Begin

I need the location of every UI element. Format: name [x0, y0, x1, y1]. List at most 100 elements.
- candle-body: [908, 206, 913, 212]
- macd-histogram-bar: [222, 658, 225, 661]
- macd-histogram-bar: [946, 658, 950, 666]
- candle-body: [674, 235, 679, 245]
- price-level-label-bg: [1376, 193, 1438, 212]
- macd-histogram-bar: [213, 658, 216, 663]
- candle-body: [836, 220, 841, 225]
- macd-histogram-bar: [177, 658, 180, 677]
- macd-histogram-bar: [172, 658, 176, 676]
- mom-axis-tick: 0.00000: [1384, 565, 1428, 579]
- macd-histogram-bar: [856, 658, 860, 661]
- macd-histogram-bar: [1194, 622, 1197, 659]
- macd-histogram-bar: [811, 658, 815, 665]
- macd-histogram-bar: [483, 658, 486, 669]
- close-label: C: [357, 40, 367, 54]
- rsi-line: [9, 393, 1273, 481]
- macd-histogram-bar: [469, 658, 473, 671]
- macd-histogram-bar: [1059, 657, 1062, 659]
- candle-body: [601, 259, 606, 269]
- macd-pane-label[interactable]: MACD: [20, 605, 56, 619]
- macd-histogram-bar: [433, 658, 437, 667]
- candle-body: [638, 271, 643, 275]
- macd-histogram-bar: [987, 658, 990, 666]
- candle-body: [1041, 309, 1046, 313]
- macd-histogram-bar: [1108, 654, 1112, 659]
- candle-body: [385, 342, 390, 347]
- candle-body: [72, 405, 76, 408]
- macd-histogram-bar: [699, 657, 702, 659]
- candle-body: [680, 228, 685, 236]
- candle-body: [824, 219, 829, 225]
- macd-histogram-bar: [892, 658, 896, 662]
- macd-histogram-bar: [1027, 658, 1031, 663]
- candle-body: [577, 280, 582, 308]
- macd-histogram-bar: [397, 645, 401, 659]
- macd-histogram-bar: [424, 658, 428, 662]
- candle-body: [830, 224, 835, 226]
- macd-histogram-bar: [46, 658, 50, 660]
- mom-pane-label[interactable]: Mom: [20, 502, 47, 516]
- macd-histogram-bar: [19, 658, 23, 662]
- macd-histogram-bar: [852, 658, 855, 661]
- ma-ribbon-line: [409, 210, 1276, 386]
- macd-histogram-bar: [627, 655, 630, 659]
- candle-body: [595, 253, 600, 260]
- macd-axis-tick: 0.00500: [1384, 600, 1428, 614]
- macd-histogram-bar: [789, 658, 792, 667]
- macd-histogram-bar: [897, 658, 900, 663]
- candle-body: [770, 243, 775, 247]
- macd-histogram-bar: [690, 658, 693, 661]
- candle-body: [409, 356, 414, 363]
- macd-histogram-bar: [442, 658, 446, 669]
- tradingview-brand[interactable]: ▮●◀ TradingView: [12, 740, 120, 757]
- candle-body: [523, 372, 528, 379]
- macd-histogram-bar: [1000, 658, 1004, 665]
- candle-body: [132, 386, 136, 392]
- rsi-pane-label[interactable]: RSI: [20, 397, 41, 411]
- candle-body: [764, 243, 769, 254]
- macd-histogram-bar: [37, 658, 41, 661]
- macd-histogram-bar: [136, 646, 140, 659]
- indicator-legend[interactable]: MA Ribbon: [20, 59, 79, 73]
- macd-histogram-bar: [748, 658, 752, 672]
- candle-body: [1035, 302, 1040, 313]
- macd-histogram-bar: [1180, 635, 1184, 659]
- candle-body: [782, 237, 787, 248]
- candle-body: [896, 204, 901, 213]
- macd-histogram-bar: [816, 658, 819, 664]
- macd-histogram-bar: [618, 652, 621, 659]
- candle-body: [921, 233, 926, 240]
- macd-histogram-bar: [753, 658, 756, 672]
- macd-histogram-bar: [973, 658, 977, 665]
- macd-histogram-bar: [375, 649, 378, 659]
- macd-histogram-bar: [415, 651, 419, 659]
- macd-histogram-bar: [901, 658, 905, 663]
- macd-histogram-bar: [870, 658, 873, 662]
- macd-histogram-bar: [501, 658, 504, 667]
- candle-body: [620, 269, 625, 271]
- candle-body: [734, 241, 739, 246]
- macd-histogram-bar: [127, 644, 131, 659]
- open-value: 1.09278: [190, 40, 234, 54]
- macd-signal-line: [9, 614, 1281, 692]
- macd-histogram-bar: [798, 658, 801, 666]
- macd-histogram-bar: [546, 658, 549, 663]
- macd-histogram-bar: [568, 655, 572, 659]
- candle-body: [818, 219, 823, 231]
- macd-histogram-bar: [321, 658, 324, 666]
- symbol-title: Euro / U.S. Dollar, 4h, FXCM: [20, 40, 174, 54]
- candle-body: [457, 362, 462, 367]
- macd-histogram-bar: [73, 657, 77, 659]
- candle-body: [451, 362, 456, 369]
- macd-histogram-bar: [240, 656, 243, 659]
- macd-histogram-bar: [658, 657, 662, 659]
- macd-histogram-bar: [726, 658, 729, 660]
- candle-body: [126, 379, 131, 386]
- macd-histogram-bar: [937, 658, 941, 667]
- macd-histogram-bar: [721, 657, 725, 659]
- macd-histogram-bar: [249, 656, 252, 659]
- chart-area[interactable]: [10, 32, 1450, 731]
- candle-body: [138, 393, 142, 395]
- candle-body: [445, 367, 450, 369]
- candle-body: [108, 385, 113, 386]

End

◆ The exercise
Return all of the items above verbatim, keeping every line in its original order.

◆ Exercise result
I need the location of every UI element. Format: name [x0, y0, x1, y1]. List at most 100 elements.
- candle-body: [908, 206, 913, 212]
- macd-histogram-bar: [222, 658, 225, 661]
- macd-histogram-bar: [946, 658, 950, 666]
- candle-body: [674, 235, 679, 245]
- price-level-label-bg: [1376, 193, 1438, 212]
- macd-histogram-bar: [213, 658, 216, 663]
- candle-body: [836, 220, 841, 225]
- macd-histogram-bar: [177, 658, 180, 677]
- macd-histogram-bar: [172, 658, 176, 676]
- mom-axis-tick: 0.00000: [1384, 565, 1428, 579]
- macd-histogram-bar: [856, 658, 860, 661]
- macd-histogram-bar: [1194, 622, 1197, 659]
- macd-histogram-bar: [811, 658, 815, 665]
- macd-histogram-bar: [483, 658, 486, 669]
- close-label: C: [357, 40, 367, 54]
- rsi-line: [9, 393, 1273, 481]
- macd-histogram-bar: [469, 658, 473, 671]
- macd-histogram-bar: [1059, 657, 1062, 659]
- candle-body: [601, 259, 606, 269]
- macd-pane-label[interactable]: MACD: [20, 605, 56, 619]
- macd-histogram-bar: [433, 658, 437, 667]
- candle-body: [638, 271, 643, 275]
- macd-histogram-bar: [987, 658, 990, 666]
- candle-body: [1041, 309, 1046, 313]
- macd-histogram-bar: [1108, 654, 1112, 659]
- candle-body: [385, 342, 390, 347]
- candle-body: [72, 405, 76, 408]
- macd-histogram-bar: [699, 657, 702, 659]
- candle-body: [680, 228, 685, 236]
- candle-body: [824, 219, 829, 225]
- macd-histogram-bar: [892, 658, 896, 662]
- macd-histogram-bar: [1027, 658, 1031, 663]
- candle-body: [577, 280, 582, 308]
- macd-histogram-bar: [397, 645, 401, 659]
- macd-histogram-bar: [424, 658, 428, 662]
- candle-body: [830, 224, 835, 226]
- macd-histogram-bar: [46, 658, 50, 660]
- mom-pane-label[interactable]: Mom: [20, 502, 47, 516]
- macd-histogram-bar: [19, 658, 23, 662]
- macd-histogram-bar: [852, 658, 855, 661]
- ma-ribbon-line: [409, 210, 1276, 386]
- macd-histogram-bar: [627, 655, 630, 659]
- candle-body: [595, 253, 600, 260]
- macd-axis-tick: 0.00500: [1384, 600, 1428, 614]
- macd-histogram-bar: [789, 658, 792, 667]
- macd-histogram-bar: [897, 658, 900, 663]
- candle-body: [770, 243, 775, 247]
- macd-histogram-bar: [690, 658, 693, 661]
- candle-body: [409, 356, 414, 363]
- macd-histogram-bar: [442, 658, 446, 669]
- tradingview-brand[interactable]: ▮●◀ TradingView: [12, 740, 120, 757]
- candle-body: [523, 372, 528, 379]
- macd-histogram-bar: [1000, 658, 1004, 665]
- candle-body: [132, 386, 136, 392]
- rsi-pane-label[interactable]: RSI: [20, 397, 41, 411]
- candle-body: [764, 243, 769, 254]
- macd-histogram-bar: [37, 658, 41, 661]
- macd-histogram-bar: [136, 646, 140, 659]
- indicator-legend[interactable]: MA Ribbon: [20, 59, 79, 73]
- macd-histogram-bar: [748, 658, 752, 672]
- candle-body: [1035, 302, 1040, 313]
- macd-histogram-bar: [1180, 635, 1184, 659]
- candle-body: [782, 237, 787, 248]
- candle-body: [896, 204, 901, 213]
- macd-histogram-bar: [816, 658, 819, 664]
- macd-histogram-bar: [618, 652, 621, 659]
- candle-body: [921, 233, 926, 240]
- macd-histogram-bar: [753, 658, 756, 672]
- macd-histogram-bar: [973, 658, 977, 665]
- macd-histogram-bar: [375, 649, 378, 659]
- macd-histogram-bar: [415, 651, 419, 659]
- macd-histogram-bar: [901, 658, 905, 663]
- macd-histogram-bar: [870, 658, 873, 662]
- macd-histogram-bar: [501, 658, 504, 667]
- candle-body: [620, 269, 625, 271]
- candle-body: [734, 241, 739, 246]
- macd-histogram-bar: [127, 644, 131, 659]
- open-value: 1.09278: [190, 40, 234, 54]
- macd-signal-line: [9, 614, 1281, 692]
- macd-histogram-bar: [798, 658, 801, 666]
- macd-histogram-bar: [546, 658, 549, 663]
- macd-histogram-bar: [568, 655, 572, 659]
- candle-body: [818, 219, 823, 231]
- macd-histogram-bar: [321, 658, 324, 666]
- symbol-title: Euro / U.S. Dollar, 4h, FXCM: [20, 40, 174, 54]
- candle-body: [457, 362, 462, 367]
- macd-histogram-bar: [73, 657, 77, 659]
- candle-body: [451, 362, 456, 369]
- macd-histogram-bar: [240, 656, 243, 659]
- macd-histogram-bar: [658, 657, 662, 659]
- macd-histogram-bar: [726, 658, 729, 660]
- candle-body: [126, 379, 131, 386]
- macd-histogram-bar: [937, 658, 941, 667]
- macd-histogram-bar: [721, 657, 725, 659]
- macd-histogram-bar: [249, 656, 252, 659]
- chart-area[interactable]: [10, 32, 1450, 731]
- candle-body: [138, 393, 142, 395]
- candle-body: [445, 367, 450, 369]
- candle-body: [108, 385, 113, 386]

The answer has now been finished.